§ **EXERCISE OBJECTIVE**
Work out how many lines include "Output" and answer with that number only.

·····

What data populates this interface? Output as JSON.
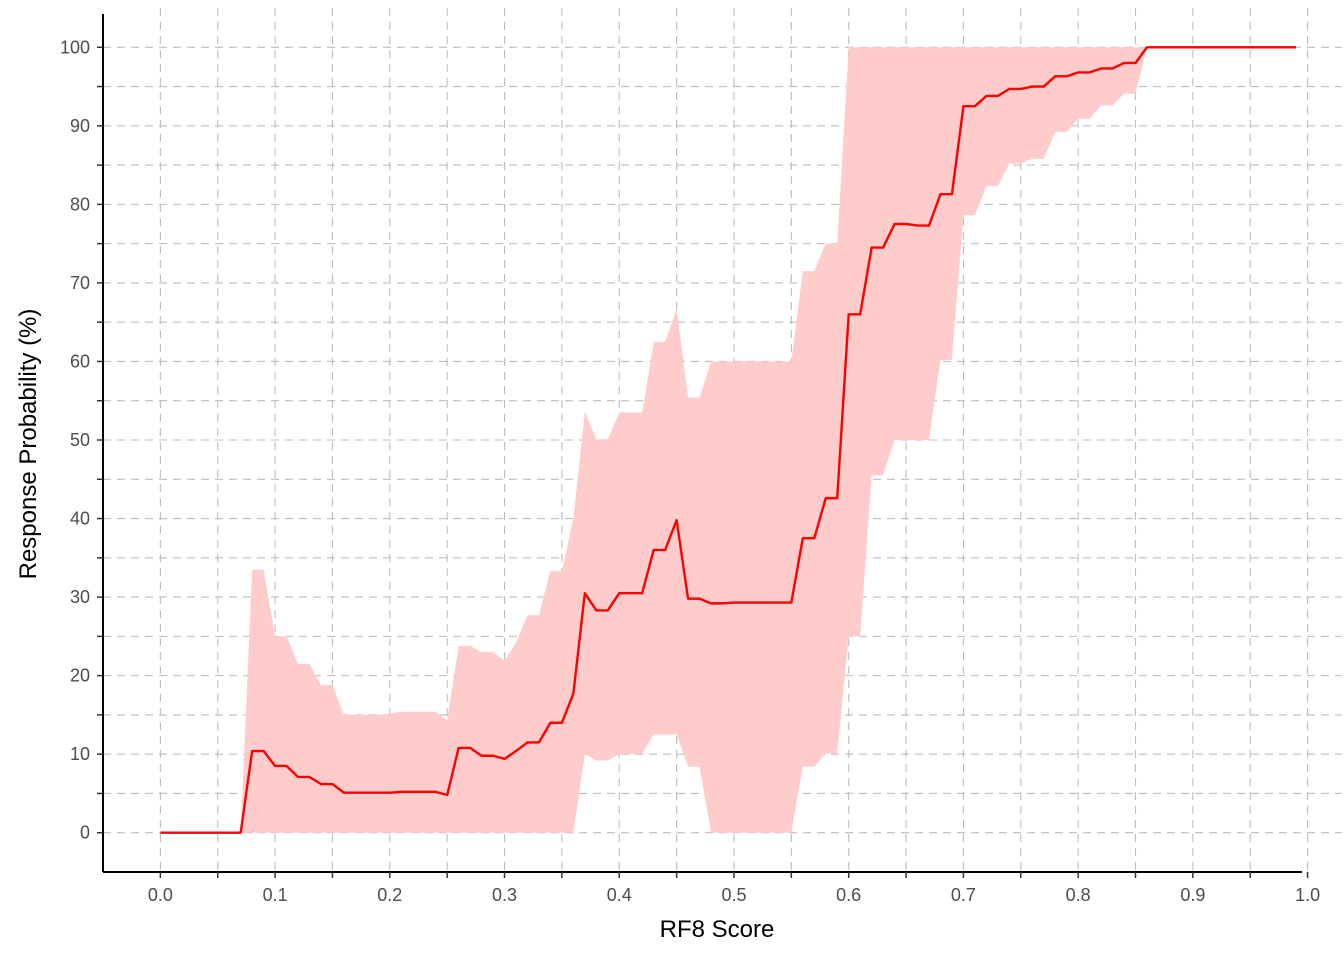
{
  "chart_data": {
    "type": "line",
    "title": "",
    "xlabel": "RF8 Score",
    "ylabel": "Response Probability (%)",
    "xlim": [
      -0.05,
      1.03
    ],
    "ylim": [
      -5,
      105
    ],
    "x_ticks": [
      0.0,
      0.1,
      0.2,
      0.3,
      0.4,
      0.5,
      0.6,
      0.7,
      0.8,
      0.9,
      1.0
    ],
    "x_tick_labels": [
      "0.0",
      "0.1",
      "0.2",
      "0.3",
      "0.4",
      "0.5",
      "0.6",
      "0.7",
      "0.8",
      "0.9",
      "1.0"
    ],
    "x_minor_ticks": [
      0.05,
      0.15,
      0.25,
      0.35,
      0.45,
      0.55,
      0.65,
      0.75,
      0.85,
      0.95
    ],
    "y_ticks": [
      0,
      10,
      20,
      30,
      40,
      50,
      60,
      70,
      80,
      90,
      100
    ],
    "y_tick_labels": [
      "0",
      "10",
      "20",
      "30",
      "40",
      "50",
      "60",
      "70",
      "80",
      "90",
      "100"
    ],
    "y_minor_ticks": [
      5,
      15,
      25,
      35,
      45,
      55,
      65,
      75,
      85,
      95
    ],
    "grid": true,
    "colors": {
      "line": "#ff0000",
      "band": "#ffcccc",
      "grid": "#bdbdbd"
    },
    "series": [
      {
        "x": [
          0.0,
          0.07,
          0.08,
          0.09,
          0.1,
          0.11,
          0.12,
          0.13,
          0.14,
          0.15,
          0.16,
          0.17,
          0.18,
          0.19,
          0.2,
          0.21,
          0.22,
          0.23,
          0.24,
          0.25,
          0.26,
          0.27,
          0.28,
          0.29,
          0.3,
          0.31,
          0.32,
          0.33,
          0.34,
          0.35,
          0.36,
          0.37,
          0.38,
          0.39,
          0.4,
          0.41,
          0.42,
          0.43,
          0.44,
          0.45,
          0.46,
          0.47,
          0.48,
          0.49,
          0.5,
          0.51,
          0.52,
          0.53,
          0.54,
          0.55,
          0.56,
          0.57,
          0.58,
          0.59,
          0.6,
          0.61,
          0.62,
          0.63,
          0.64,
          0.65,
          0.66,
          0.67,
          0.68,
          0.69,
          0.7,
          0.71,
          0.72,
          0.73,
          0.74,
          0.75,
          0.76,
          0.77,
          0.78,
          0.79,
          0.8,
          0.81,
          0.82,
          0.83,
          0.84,
          0.85,
          0.86,
          0.87,
          0.9,
          0.95,
          0.99
        ],
        "y": [
          0,
          0,
          10.4,
          10.4,
          8.5,
          8.5,
          7.1,
          7.1,
          6.2,
          6.2,
          5.1,
          5.1,
          5.1,
          5.1,
          5.1,
          5.2,
          5.2,
          5.2,
          5.2,
          4.8,
          10.8,
          10.8,
          9.8,
          9.8,
          9.4,
          10.4,
          11.5,
          11.5,
          14.0,
          14.0,
          17.7,
          30.5,
          28.3,
          28.3,
          30.5,
          30.5,
          30.5,
          36.0,
          36.0,
          39.8,
          29.8,
          29.8,
          29.2,
          29.2,
          29.3,
          29.3,
          29.3,
          29.3,
          29.3,
          29.3,
          37.5,
          37.5,
          42.6,
          42.6,
          66.0,
          66.0,
          74.5,
          74.5,
          77.5,
          77.5,
          77.3,
          77.3,
          81.3,
          81.3,
          92.5,
          92.5,
          93.8,
          93.8,
          94.7,
          94.7,
          95.0,
          95.0,
          96.3,
          96.3,
          96.8,
          96.8,
          97.3,
          97.3,
          98.0,
          98.0,
          100,
          100,
          100,
          100,
          100
        ],
        "lower": [
          0,
          0,
          0,
          0,
          0,
          0,
          0,
          0,
          0,
          0,
          0,
          0,
          0,
          0,
          0,
          0,
          0,
          0,
          0,
          0,
          0,
          0,
          0,
          0,
          0,
          0,
          0,
          0,
          0,
          0,
          0,
          10.0,
          9.2,
          9.2,
          10.0,
          10.0,
          10.0,
          12.5,
          12.5,
          12.5,
          8.4,
          8.4,
          0,
          0,
          0,
          0,
          0,
          0,
          0,
          0,
          8.4,
          8.4,
          10.1,
          10.1,
          25.0,
          25.0,
          45.5,
          45.5,
          50.0,
          50.0,
          50.0,
          50.0,
          60.2,
          60.2,
          78.6,
          78.6,
          82.3,
          82.3,
          85.2,
          85.2,
          85.8,
          85.8,
          89.2,
          89.2,
          90.9,
          90.9,
          92.6,
          92.6,
          94.1,
          94.1,
          100,
          100,
          100,
          100,
          100
        ],
        "upper": [
          0,
          0,
          33.5,
          33.5,
          25.0,
          25.0,
          21.5,
          21.5,
          18.8,
          18.8,
          15.0,
          15.0,
          15.0,
          15.0,
          15.2,
          15.4,
          15.4,
          15.4,
          15.4,
          14.3,
          23.8,
          23.8,
          23.0,
          23.0,
          21.9,
          24.2,
          27.7,
          27.7,
          33.3,
          33.3,
          40.0,
          53.6,
          50.1,
          50.1,
          53.5,
          53.5,
          53.5,
          62.5,
          62.5,
          66.7,
          55.4,
          55.4,
          60.0,
          60.0,
          60.0,
          60.0,
          60.0,
          60.0,
          60.0,
          60.0,
          71.5,
          71.5,
          75.0,
          75.0,
          100,
          100,
          100,
          100,
          100,
          100,
          100,
          100,
          100,
          100,
          100,
          100,
          100,
          100,
          100,
          100,
          100,
          100,
          100,
          100,
          100,
          100,
          100,
          100,
          100,
          100,
          100,
          100,
          100,
          100,
          100
        ]
      }
    ]
  }
}
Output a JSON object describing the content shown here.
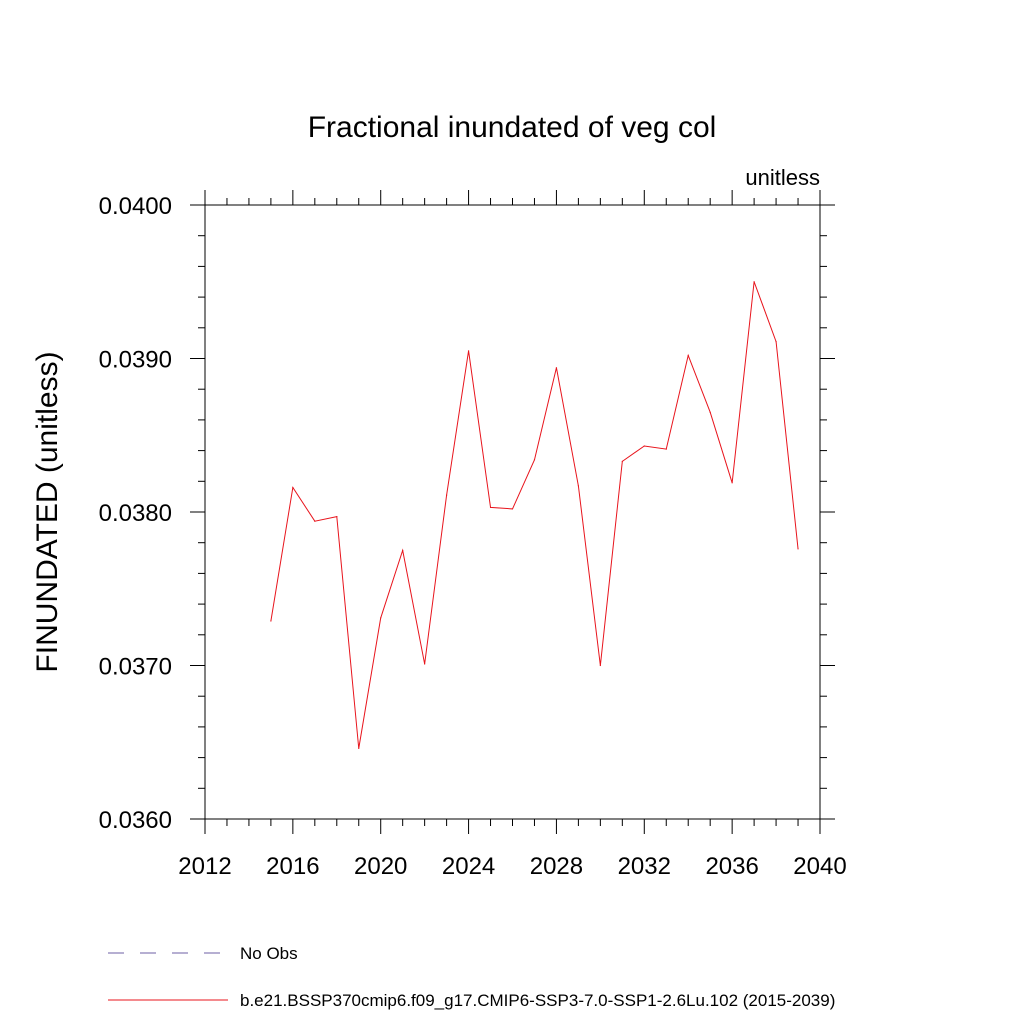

·····

§ **FULL RESPONSE**
2